• _Esercizi proposti_:
**A)** Come si traduce in inglese la frase "Senza questa autorizzazione, l'acquisto e l'accettazione non hanno effetto." dell'estratto normativo sugli enti?
**B)** Duplica senza alcuna modifica l'estratto normativo sugli enti, da "12 (att. 4)." giù fino a "782; att. 5-7).".

• _Brano di partenza_:
• • • • • • •

La facoltà di revoca non si trasmette agli eredi.
Art. 16 Atto costitutivo e statuto. Modificazioni
L'atto costitutivo e lo statuto devono contenere la denominazione dell'ente,
l'indicazione dello scopo, del patrimonio e della sede, nonché le
norme sull'ordinamento e sulla amministrazione. Devono anche determinare,
quando trattasi di associazioni, i diritti e gli obblighi degli associati
e le condizioni della loro ammissione; e, quando trattasi di fondazioni,
i criteri e le modalità di erogazione delle rendite.
L'atto costitutivo e lo statuto possono inoltre contenere le norme
relative alla estinzione dell'ente e alla devoluzione del patrimonio, e,
per le fondazioni, anche quelle relative alla loro trasformazione (28).
Le modificazioni dell'atto costitutivo e dello statuto devono essere
approvate dall'autorità governativa nelle forme indicate nell'art.
12 (att. 4).
Art. 17 Acquisto di immobili e accettazione di donazioni, eredità
e legati
La persona giuridica non può acquistare beni immobili, né
accettare donazioni o eredita, né conseguire legati senza l'autorizzazione
governativa (473, 782; att. 5-7).
Senza questa autorizzazione, l'acquisto e l'accettazione non hanno
effetto.
Art. 18 Responsabilità degli amministratori
Gli amministratori sono responsabili verso l'ente secondo le norme
del mandato (1710 e seguenti). E' però esente da responsabilità
quello degli amministratori il quale non abbia partecipato all'atto che
ha causato il danno, salvo il caso in cui, essendo a cognizione che l'atto
si stava per compiere, egli non abbia fatto constare del proprio dissenso
(2392).
Art. 19 Limitazioni del potere di rappresentanza
Le limitazioni del potere di rappresentanza, che non risultano dal
registro indicato nell'art. 33, non possono essere opposte ai terzi, salvo
che si provi che essi ne erano a conoscenza (1353, 2298, 2384).
Art. 20 Convocazione dell'assemblea delle associazioni
L'assemblea delle associazioni deve essere convocata dagli amministratori
una volta l'anno per l'approvazione del bilancio.
L'assemblea deve essere inoltre convocata quando se ne ravvisa la necessità
o quando ne è fatta richiesta motivata da almeno un decimo degli
associati. In quest'ultimo caso, se gli amministratori non vi provvedono,
la convocazione può essere ordinata dal Presidente del tribunale
(att. 8).
Art. 21 Deliberazioni dell'assemblea
Le deliberazioni dell'assemblea sono prese a maggioranza di voti e
con la presenza di almeno la metà degli associati. In seconda convocazione
la deliberazione è valida qualunque sia il numero degli intervenuti.
Nelle deliberazioni di approvazione del bilancio e in quelle che riguardano
la loro responsabilità gli amministratori non hanno voto.
Per modificare l'atto costitutivo o lo statuto, se in essi non è
altrimenti disposto, occorrono la presenza di almeno tre quarti degli associati
e il voto favorevole della maggioranza dei presenti.

• • • • • • •

Voci degli elementi riquadrati
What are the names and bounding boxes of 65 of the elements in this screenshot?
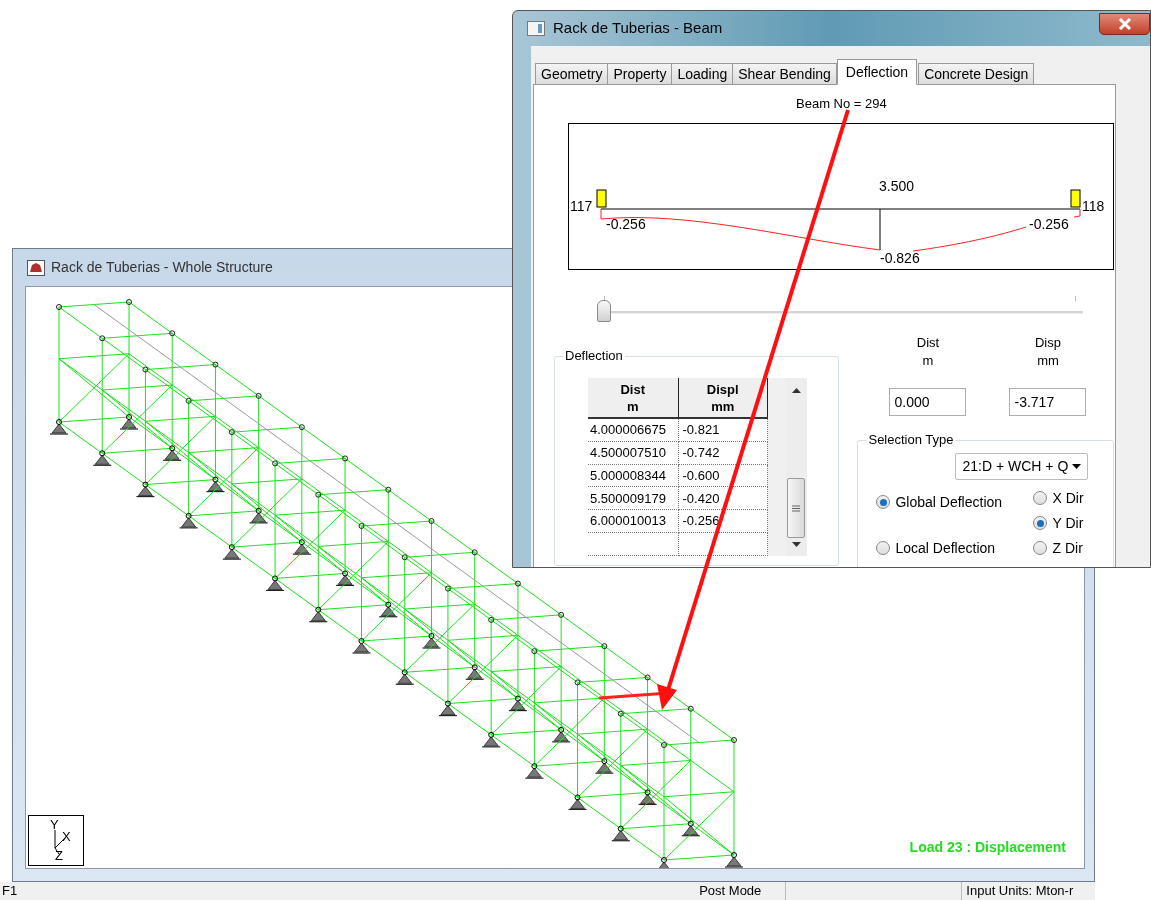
status-text: F1 [2,882,18,900]
table-cell: 5.500009179 [588,486,678,510]
close-icon [1117,18,1132,30]
slider-thumb[interactable] [597,300,611,322]
table-cell: -0.600 [678,464,768,487]
field-label: Disp mm [1034,334,1061,370]
radio-button[interactable] [1033,541,1048,555]
node-label: 117 [570,198,593,214]
support-marker [1070,189,1081,208]
table-cell: 6.000010013 [588,509,678,533]
beam-label: Beam No = 294 [796,95,888,112]
tab[interactable]: Concrete Design [918,63,1035,85]
deflection-value: -0.256 [606,216,646,232]
radio-option[interactable]: Global Deflection [876,492,1034,512]
radio-button[interactable] [1033,516,1048,530]
caret-icon [1072,464,1082,469]
table-cell: 4.000006675 [588,418,678,442]
radio-button[interactable] [876,541,891,555]
tab[interactable]: Property [607,63,673,85]
scroll-up-icon[interactable] [792,388,801,393]
input-field[interactable]: -3.717 [1009,388,1087,416]
max-marker-line [879,208,881,251]
tab[interactable]: Loading [671,63,734,85]
radio-option[interactable]: X Dir [1033,488,1084,508]
radio-label: Local Deflection [895,539,996,558]
status-text: Post Mode [699,882,762,900]
node-label: 118 [1082,198,1105,214]
field-label: Dist m [916,334,940,370]
group-title: Selection Type [866,432,956,448]
tab[interactable]: Shear Bending [732,63,837,85]
window-title: Rack de Tuberias - Whole Structure [51,258,273,277]
position-label: 3.500 [879,178,915,194]
load-label: Load 23 : Displacement [909,838,1066,857]
load-case-dropdown[interactable]: 21:D + WCH + Q [955,453,1089,480]
table-cell: 5.000008344 [588,464,678,487]
deflection-value: -0.826 [880,250,920,266]
radio-label: Y Dir [1052,514,1084,533]
radio-option[interactable]: Local Deflection [876,538,1034,558]
position-slider[interactable] [597,296,1083,322]
deflection-value: -0.256 [1029,216,1069,232]
axis-label: Z [55,848,63,863]
radio-label: Global Deflection [895,493,1003,512]
column-header: Displ mm [678,378,768,419]
scroll-down-icon[interactable] [792,542,801,547]
table-cell: 4.500007510 [588,441,678,464]
table-cell: -0.742 [678,441,768,464]
radio-button[interactable] [1033,491,1048,505]
input-field[interactable]: 0.000 [889,388,967,416]
tab[interactable]: Deflection [836,59,918,85]
close-button[interactable] [1099,13,1150,35]
column-header: Dist m [588,378,678,419]
tab[interactable]: Geometry [535,63,609,85]
scroll-thumb[interactable] [787,478,805,538]
radio-label: Z Dir [1052,539,1083,558]
dropdown-value: 21:D + WCH + Q [962,457,1069,476]
support-marker [596,189,607,208]
radio-option[interactable]: Y Dir [1033,513,1084,533]
radio-button[interactable] [876,495,891,509]
radio-label: X Dir [1052,489,1084,508]
axis-label: Y [50,817,59,832]
window-icon [527,21,545,36]
status-text: Input Units: Mton-r [966,882,1074,900]
radio-option[interactable]: Z Dir [1033,538,1084,558]
dialog-title: Rack de Tuberias - Beam [553,18,723,39]
app-icon [27,259,45,276]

• • • • • • •

• _Risposte per esercizio_:
**A)** Without this authorization, the acquisition and the acceptance have no effect.

**B)**
12 (att. 4).
Art. 17 Acquisto di immobili e accettazione di donazioni, eredità
e legati
La persona giuridica non può acquistare beni immobili, né
accettare donazioni o eredita, né conseguire legati senza l'autorizzazione
governativa (473, 782; att. 5-7).